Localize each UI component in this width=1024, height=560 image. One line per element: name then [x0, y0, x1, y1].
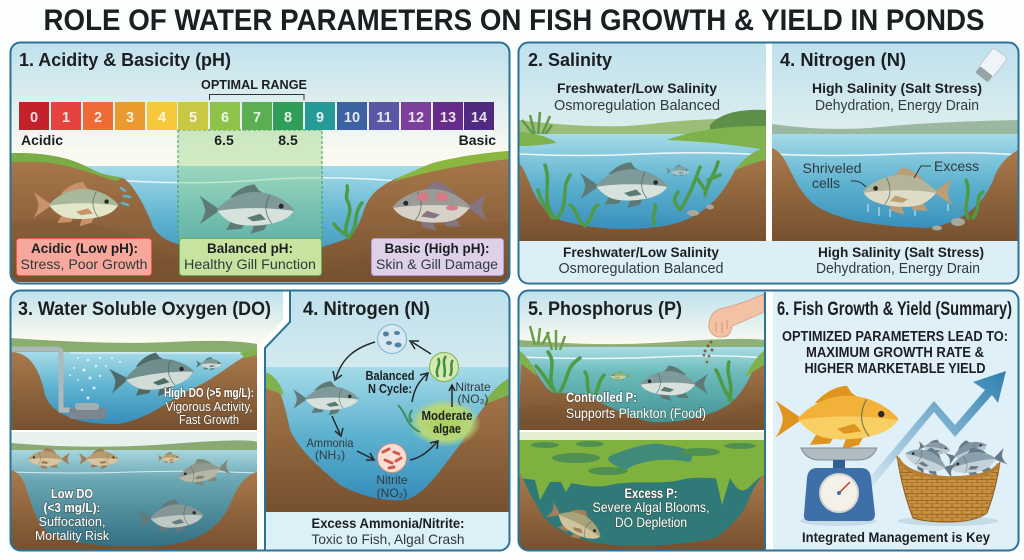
label: balanced N cycle [366, 369, 414, 396]
heading: 4. Nitrogen (N) [303, 299, 430, 320]
pH scale: 12 [408, 110, 424, 126]
icon: stress droplets [121, 188, 130, 205]
fish: sick [543, 496, 608, 549]
text: high salinity lower: High Salinity (Salt Stress) [818, 244, 984, 260]
optimal zone [178, 130, 322, 240]
text: integrated management: Integrated Management is Key [802, 529, 990, 545]
text: controlled P: Supports Plankton (Food) [566, 405, 706, 421]
glow: moderate algae [409, 399, 481, 447]
icon: hand sprinkling feed [703, 294, 764, 363]
scale labels: Basic [459, 132, 496, 148]
pH scale: 1 [62, 110, 70, 126]
fish: balanced [200, 184, 294, 234]
panel: 2 salinity [518, 42, 1018, 284]
summary text [782, 329, 1008, 377]
label: moderate algae: Moderate [422, 409, 473, 423]
text: high DO: Vigorous Activity, [166, 399, 252, 414]
label: shriveled cells: cells [812, 175, 840, 191]
fish: nitrogen cycle [293, 381, 359, 416]
heading: 3. Water Soluble Oxygen (DO) [18, 299, 271, 320]
panel: 3 dissolved oxygen [10, 290, 510, 550]
icon: nitrite bacteria circle [378, 444, 406, 472]
nitrogen sub-panel background [257, 291, 509, 550]
label: shriveled cells: Shriveled [802, 160, 862, 176]
optimal range label [201, 78, 307, 100]
arrow: growth trend [866, 371, 1006, 487]
callout: basic: Basic (High pH): [384, 240, 490, 256]
label: nitrite [376, 473, 408, 500]
pH scale: 13 [440, 110, 456, 126]
pH scale: 3 [126, 110, 134, 126]
text: low DO [35, 486, 109, 543]
callout: acidic: Acidic (Low pH): [31, 240, 138, 256]
label: nitrate: Nitrate [455, 380, 491, 394]
text: freshwater upper: Freshwater/Low Salinity [557, 80, 717, 96]
text: excess ammonia: Excess Ammonia/Nitrite: [312, 515, 464, 531]
icon: bacteria top circle [378, 324, 406, 354]
pH scale: 9 [316, 110, 324, 126]
scene: controlled P [519, 291, 765, 430]
label: moderate algae: algae [433, 422, 461, 436]
seaweed [334, 186, 362, 238]
label: excess: Excess [934, 158, 979, 174]
scene: high DO [11, 338, 257, 430]
icon: basket of fish [897, 434, 1008, 526]
callout: basic: Skin & Gill Damage [376, 256, 498, 272]
label: nitrite: Nitrite [376, 473, 408, 487]
label: nitrate [455, 380, 491, 406]
icon: weighing scale [800, 448, 877, 526]
pH scale [19, 102, 494, 130]
summary text: MAXIMUM GROWTH RATE & [806, 345, 984, 361]
label: nitrate: (NO₃) [458, 392, 488, 406]
fish: active large [108, 348, 196, 402]
text: high DO: High DO (>5 mg/L): [164, 385, 254, 400]
text: high salinity lower: Dehydration, Energy Drain [816, 261, 980, 277]
pH scale: 11 [376, 110, 392, 126]
fish: acidic stressed [34, 182, 118, 226]
text: controlled P: Controlled P: [566, 390, 637, 405]
panel: 5 phosphorus [519, 291, 765, 550]
scene: low DO [11, 430, 257, 550]
text: high salinity upper [812, 80, 982, 114]
heading: 5. Phosphorus (P) [528, 299, 682, 320]
text: freshwater upper [554, 80, 720, 114]
arrows: nitrogen cycle [332, 341, 455, 460]
fish: small [666, 165, 690, 177]
icon: salt shaker [974, 47, 1008, 83]
scale labels: Acidic [21, 132, 63, 148]
pH scale: 0 [30, 110, 38, 126]
fish: golden [776, 386, 898, 450]
callout: balanced [180, 238, 322, 276]
callout: acidic: Stress, Poor Growth [20, 256, 148, 272]
callout: basic [372, 238, 504, 276]
algae strands [398, 405, 420, 432]
text: excess ammonia [312, 515, 464, 547]
pH scale: 7 [253, 110, 261, 126]
text: high DO [164, 385, 254, 427]
heading: 4. Nitrogen (N) [780, 50, 906, 70]
text: high salinity upper: Dehydration, Energy Drain [815, 98, 979, 114]
icon: algae circle [430, 352, 458, 382]
text: high salinity upper: High Salinity (Salt Stress) [812, 80, 982, 96]
text: excess P: Excess P: [624, 486, 678, 501]
pH scale: 6 [221, 110, 229, 126]
heading: 1. Acidity & Basicity (pH) [19, 50, 231, 70]
pH scale: 2 [94, 110, 102, 126]
text: freshwater lower: Freshwater/Low Salinity [563, 244, 719, 260]
scene: excess P [519, 430, 765, 550]
text: freshwater lower: Osmoregulation Balanced [558, 261, 724, 277]
callout: balanced: Balanced pH: [207, 240, 293, 256]
text: low DO: Mortality Risk [35, 528, 109, 543]
pH scale: 4 [158, 110, 166, 126]
fish: active small [196, 357, 222, 370]
bubbles [69, 357, 121, 400]
label: ammonia [306, 436, 354, 462]
text: low DO: Low DO [51, 486, 93, 501]
scene: high salinity pond [772, 120, 1018, 241]
panel: 1 acidity and basicity [10, 42, 510, 284]
scale labels: 6.5 [214, 132, 234, 148]
text: excess P: Severe Algal Blooms, [592, 499, 710, 515]
fish: healthy [580, 162, 668, 208]
pH scale: 10 [344, 110, 360, 126]
label: ammonia: Ammonia [306, 436, 354, 450]
heading: 2. Salinity [528, 50, 612, 70]
text: excess P [592, 486, 710, 530]
text: controlled P [566, 390, 706, 421]
pH scale: 5 [189, 110, 197, 126]
fish: basic damaged [392, 181, 488, 231]
text: low DO: (<3 mg/L): [44, 500, 100, 515]
callout: balanced: Healthy Gill Function [184, 256, 316, 272]
scale labels [21, 132, 496, 148]
text: excess ammonia: Toxic to Fish, Algal Crash [312, 531, 464, 547]
fish: gasping group [28, 448, 232, 535]
text: excess P: DO Depletion [615, 514, 687, 530]
scene: freshwater pond [519, 110, 766, 241]
optimal range label: OPTIMAL RANGE [201, 78, 307, 92]
summary text: HIGHER MARKETABLE YIELD [804, 361, 986, 377]
callout: acidic [16, 238, 152, 276]
label: balanced N cycle: N Cycle: [368, 382, 412, 396]
label: balanced N cycle: Balanced [366, 369, 414, 383]
label: moderate algae [422, 409, 473, 436]
label: nitrite: (NO₂) [377, 486, 407, 500]
label: excess [914, 158, 979, 178]
text: freshwater upper: Osmoregulation Balanced [554, 98, 720, 114]
label: ammonia: (NH₃) [315, 448, 345, 462]
scale labels: 8.5 [278, 132, 298, 148]
fish: dehydrated [863, 168, 953, 217]
text: high salinity lower [816, 244, 984, 277]
icon: aerator pump [12, 349, 106, 419]
label: shriveled cells [802, 160, 866, 191]
panel: 6 fish growth and yield [518, 290, 1018, 550]
pH scale: 14 [471, 110, 487, 126]
text: low DO: Suffocation, [38, 514, 106, 529]
text: freshwater lower [558, 244, 724, 277]
text: high DO: Fast Growth [179, 412, 239, 427]
pH scale: 8 [284, 110, 292, 126]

About this exercise:
Each line of the data above is to be output exactly; the pictures are not to appear.

Expected output:
Localize each UI component in this width=1024, height=560 image. One line per element: name then [x0, y0, x1, y1].
label: balanced N cycle [366, 369, 414, 396]
heading: 4. Nitrogen (N) [303, 299, 430, 320]
pH scale: 12 [408, 110, 424, 126]
icon: stress droplets [121, 188, 130, 205]
fish: sick [543, 496, 608, 549]
text: high salinity lower: High Salinity (Salt Stress) [818, 244, 984, 260]
optimal zone [178, 130, 322, 240]
text: integrated management: Integrated Management is Key [802, 529, 990, 545]
text: controlled P: Supports Plankton (Food) [566, 405, 706, 421]
glow: moderate algae [409, 399, 481, 447]
icon: hand sprinkling feed [703, 294, 764, 363]
scale labels: Basic [459, 132, 496, 148]
pH scale: 1 [62, 110, 70, 126]
fish: balanced [200, 184, 294, 234]
panel: 2 salinity [518, 42, 1018, 284]
summary text [782, 329, 1008, 377]
label: moderate algae: Moderate [422, 409, 473, 423]
text: high DO: Vigorous Activity, [166, 399, 252, 414]
label: shriveled cells: cells [812, 175, 840, 191]
fish: nitrogen cycle [293, 381, 359, 416]
heading: 3. Water Soluble Oxygen (DO) [18, 299, 271, 320]
panel: 3 dissolved oxygen [10, 290, 510, 550]
icon: nitrite bacteria circle [378, 444, 406, 472]
nitrogen sub-panel background [257, 291, 509, 550]
label: shriveled cells: Shriveled [802, 160, 862, 176]
optimal range label [201, 78, 307, 100]
arrow: growth trend [866, 371, 1006, 487]
callout: basic: Basic (High pH): [384, 240, 490, 256]
label: nitrite [376, 473, 408, 500]
pH scale: 13 [440, 110, 456, 126]
pH scale: 3 [126, 110, 134, 126]
text: low DO [35, 486, 109, 543]
callout: acidic: Acidic (Low pH): [31, 240, 138, 256]
label: nitrate: Nitrate [455, 380, 491, 394]
text: freshwater upper: Freshwater/Low Salinity [557, 80, 717, 96]
text: excess ammonia: Excess Ammonia/Nitrite: [312, 515, 464, 531]
icon: bacteria top circle [378, 324, 406, 354]
pH scale: 9 [316, 110, 324, 126]
scene: controlled P [519, 291, 765, 430]
label: moderate algae: algae [433, 422, 461, 436]
seaweed [334, 186, 362, 238]
label: excess: Excess [934, 158, 979, 174]
scene: high DO [11, 338, 257, 430]
icon: basket of fish [897, 434, 1008, 526]
callout: basic: Skin & Gill Damage [376, 256, 498, 272]
label: nitrite: Nitrite [376, 473, 408, 487]
label: nitrate [455, 380, 491, 406]
icon: weighing scale [800, 448, 877, 526]
pH scale [19, 102, 494, 130]
summary text: MAXIMUM GROWTH RATE & [806, 345, 984, 361]
label: nitrate: (NO₃) [458, 392, 488, 406]
fish: active large [108, 348, 196, 402]
text: high DO: High DO (>5 mg/L): [164, 385, 254, 400]
text: high salinity lower: Dehydration, Energy Drain [816, 261, 980, 277]
pH scale: 11 [376, 110, 392, 126]
fish: acidic stressed [34, 182, 118, 226]
text: controlled P: Controlled P: [566, 390, 637, 405]
panel: 5 phosphorus [519, 291, 765, 550]
scene: low DO [11, 430, 257, 550]
text: high salinity upper [812, 80, 982, 114]
heading: 5. Phosphorus (P) [528, 299, 682, 320]
text: freshwater upper [554, 80, 720, 114]
arrows: nitrogen cycle [332, 341, 455, 460]
fish: small [666, 165, 690, 177]
icon: salt shaker [974, 47, 1008, 83]
scale labels: Acidic [21, 132, 63, 148]
pH scale: 0 [30, 110, 38, 126]
fish: golden [776, 386, 898, 450]
callout: balanced [180, 238, 322, 276]
callout: acidic: Stress, Poor Growth [20, 256, 148, 272]
callout: basic [372, 238, 504, 276]
algae strands [398, 405, 420, 432]
text: excess ammonia [312, 515, 464, 547]
pH scale: 7 [253, 110, 261, 126]
text: high DO [164, 385, 254, 427]
heading: 4. Nitrogen (N) [780, 50, 906, 70]
text: high salinity upper: Dehydration, Energy Drain [815, 98, 979, 114]
icon: algae circle [430, 352, 458, 382]
text: high salinity upper: High Salinity (Salt Stress) [812, 80, 982, 96]
text: excess P: Excess P: [624, 486, 678, 501]
pH scale: 6 [221, 110, 229, 126]
heading: 1. Acidity & Basicity (pH) [19, 50, 231, 70]
pH scale: 2 [94, 110, 102, 126]
text: freshwater lower: Freshwater/Low Salinity [563, 244, 719, 260]
scene: excess P [519, 430, 765, 550]
text: freshwater lower: Osmoregulation Balanced [558, 261, 724, 277]
callout: balanced: Balanced pH: [207, 240, 293, 256]
text: low DO: Mortality Risk [35, 528, 109, 543]
pH scale: 4 [158, 110, 166, 126]
fish: active small [196, 357, 222, 370]
bubbles [69, 357, 121, 400]
label: ammonia [306, 436, 354, 462]
text: low DO: Low DO [51, 486, 93, 501]
scene: high salinity pond [772, 120, 1018, 241]
panel: 1 acidity and basicity [10, 42, 510, 284]
scale labels: 6.5 [214, 132, 234, 148]
text: excess P: Severe Algal Blooms, [592, 499, 710, 515]
fish: healthy [580, 162, 668, 208]
pH scale: 10 [344, 110, 360, 126]
label: ammonia: Ammonia [306, 436, 354, 450]
heading: 2. Salinity [528, 50, 612, 70]
text: excess P [592, 486, 710, 530]
text: controlled P [566, 390, 706, 421]
pH scale: 5 [189, 110, 197, 126]
fish: basic damaged [392, 181, 488, 231]
text: low DO: (<3 mg/L): [44, 500, 100, 515]
callout: balanced: Healthy Gill Function [184, 256, 316, 272]
scale labels [21, 132, 496, 148]
text: excess ammonia: Toxic to Fish, Algal Crash [312, 531, 464, 547]
fish: gasping group [28, 448, 232, 535]
text: excess P: DO Depletion [615, 514, 687, 530]
scene: freshwater pond [519, 110, 766, 241]
optimal range label: OPTIMAL RANGE [201, 78, 307, 92]
summary text: HIGHER MARKETABLE YIELD [804, 361, 986, 377]
callout: acidic [16, 238, 152, 276]
label: balanced N cycle: N Cycle: [368, 382, 412, 396]
label: balanced N cycle: Balanced [366, 369, 414, 383]
label: moderate algae [422, 409, 473, 436]
label: nitrite: (NO₂) [377, 486, 407, 500]
label: excess [914, 158, 979, 178]
text: freshwater upper: Osmoregulation Balanced [554, 98, 720, 114]
label: ammonia: (NH₃) [315, 448, 345, 462]
scale labels: 8.5 [278, 132, 298, 148]
fish: dehydrated [863, 168, 953, 217]
text: high salinity lower [816, 244, 984, 277]
icon: aerator pump [12, 349, 106, 419]
label: shriveled cells [802, 160, 866, 191]
panel: 6 fish growth and yield [518, 290, 1018, 550]
pH scale: 14 [471, 110, 487, 126]
text: low DO: Suffocation, [38, 514, 106, 529]
text: freshwater lower [558, 244, 724, 277]
text: high DO: Fast Growth [179, 412, 239, 427]
pH scale: 8 [284, 110, 292, 126]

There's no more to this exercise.